## TASK DIRECTIONS
Write each record again exactly as it stands.

## DATA SHOWN

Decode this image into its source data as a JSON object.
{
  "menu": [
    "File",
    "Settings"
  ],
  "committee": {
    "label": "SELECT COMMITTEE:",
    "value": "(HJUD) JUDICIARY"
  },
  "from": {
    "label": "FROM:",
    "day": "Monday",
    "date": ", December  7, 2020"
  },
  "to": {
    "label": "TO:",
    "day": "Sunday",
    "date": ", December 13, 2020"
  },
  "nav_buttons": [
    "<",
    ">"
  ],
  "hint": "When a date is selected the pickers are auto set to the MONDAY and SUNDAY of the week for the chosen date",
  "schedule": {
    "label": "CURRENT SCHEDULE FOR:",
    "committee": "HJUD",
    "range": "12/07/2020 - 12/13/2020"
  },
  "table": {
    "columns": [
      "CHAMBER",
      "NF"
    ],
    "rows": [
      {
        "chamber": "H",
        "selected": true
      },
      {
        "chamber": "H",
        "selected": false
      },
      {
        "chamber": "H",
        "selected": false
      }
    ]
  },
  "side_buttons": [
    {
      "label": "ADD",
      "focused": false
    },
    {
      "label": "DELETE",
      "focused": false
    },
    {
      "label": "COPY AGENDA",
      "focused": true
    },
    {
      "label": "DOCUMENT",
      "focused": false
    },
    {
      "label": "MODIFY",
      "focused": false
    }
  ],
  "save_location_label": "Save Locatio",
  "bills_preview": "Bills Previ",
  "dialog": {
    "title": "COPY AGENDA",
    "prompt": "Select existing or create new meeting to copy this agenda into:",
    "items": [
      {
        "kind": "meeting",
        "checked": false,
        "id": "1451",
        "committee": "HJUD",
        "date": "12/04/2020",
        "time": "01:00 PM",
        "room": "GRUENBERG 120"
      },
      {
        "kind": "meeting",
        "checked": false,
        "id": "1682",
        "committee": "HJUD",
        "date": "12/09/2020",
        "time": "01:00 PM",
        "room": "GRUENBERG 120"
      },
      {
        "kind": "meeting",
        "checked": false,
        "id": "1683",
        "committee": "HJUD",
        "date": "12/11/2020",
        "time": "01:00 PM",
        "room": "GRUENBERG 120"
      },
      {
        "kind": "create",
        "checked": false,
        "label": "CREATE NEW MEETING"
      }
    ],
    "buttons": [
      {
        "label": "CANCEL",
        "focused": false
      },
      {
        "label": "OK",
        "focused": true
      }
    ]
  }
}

## RESULT FOR THIS EXERCISE
Decode this image into its source data as a JSON object.
{
  "menu": [
    "File",
    "Settings"
  ],
  "committee": {
    "label": "SELECT COMMITTEE:",
    "value": "(HJUD) JUDICIARY"
  },
  "from": {
    "label": "FROM:",
    "day": "Monday",
    "date": ", December  7, 2020"
  },
  "to": {
    "label": "TO:",
    "day": "Sunday",
    "date": ", December 13, 2020"
  },
  "nav_buttons": [
    "<",
    ">"
  ],
  "hint": "When a date is selected the pickers are auto set to the MONDAY and SUNDAY of the week for the chosen date",
  "schedule": {
    "label": "CURRENT SCHEDULE FOR:",
    "committee": "HJUD",
    "range": "12/07/2020 - 12/13/2020"
  },
  "table": {
    "columns": [
      "CHAMBER",
      "NF"
    ],
    "rows": [
      {
        "chamber": "H",
        "selected": true
      },
      {
        "chamber": "H",
        "selected": false
      },
      {
        "chamber": "H",
        "selected": false
      }
    ]
  },
  "side_buttons": [
    {
      "label": "ADD",
      "focused": false
    },
    {
      "label": "DELETE",
      "focused": false
    },
    {
      "label": "COPY AGENDA",
      "focused": true
    },
    {
      "label": "DOCUMENT",
      "focused": false
    },
    {
      "label": "MODIFY",
      "focused": false
    }
  ],
  "save_location_label": "Save Locatio",
  "bills_preview": "Bills Previ",
  "dialog": {
    "title": "COPY AGENDA",
    "prompt": "Select existing or create new meeting to copy this agenda into:",
    "items": [
      {
        "kind": "meeting",
        "checked": false,
        "id": "1451",
        "committee": "HJUD",
        "date": "12/04/2020",
        "time": "01:00 PM",
        "room": "GRUENBERG 120"
      },
      {
        "kind": "meeting",
        "checked": false,
        "id": "1682",
        "committee": "HJUD",
        "date": "12/09/2020",
        "time": "01:00 PM",
        "room": "GRUENBERG 120"
      },
      {
        "kind": "meeting",
        "checked": false,
        "id": "1683",
        "committee": "HJUD",
        "date": "12/11/2020",
        "time": "01:00 PM",
        "room": "GRUENBERG 120"
      },
      {
        "kind": "create",
        "checked": false,
        "label": "CREATE NEW MEETING"
      }
    ],
    "buttons": [
      {
        "label": "CANCEL",
        "focused": false
      },
      {
        "label": "OK",
        "focused": true
      }
    ]
  }
}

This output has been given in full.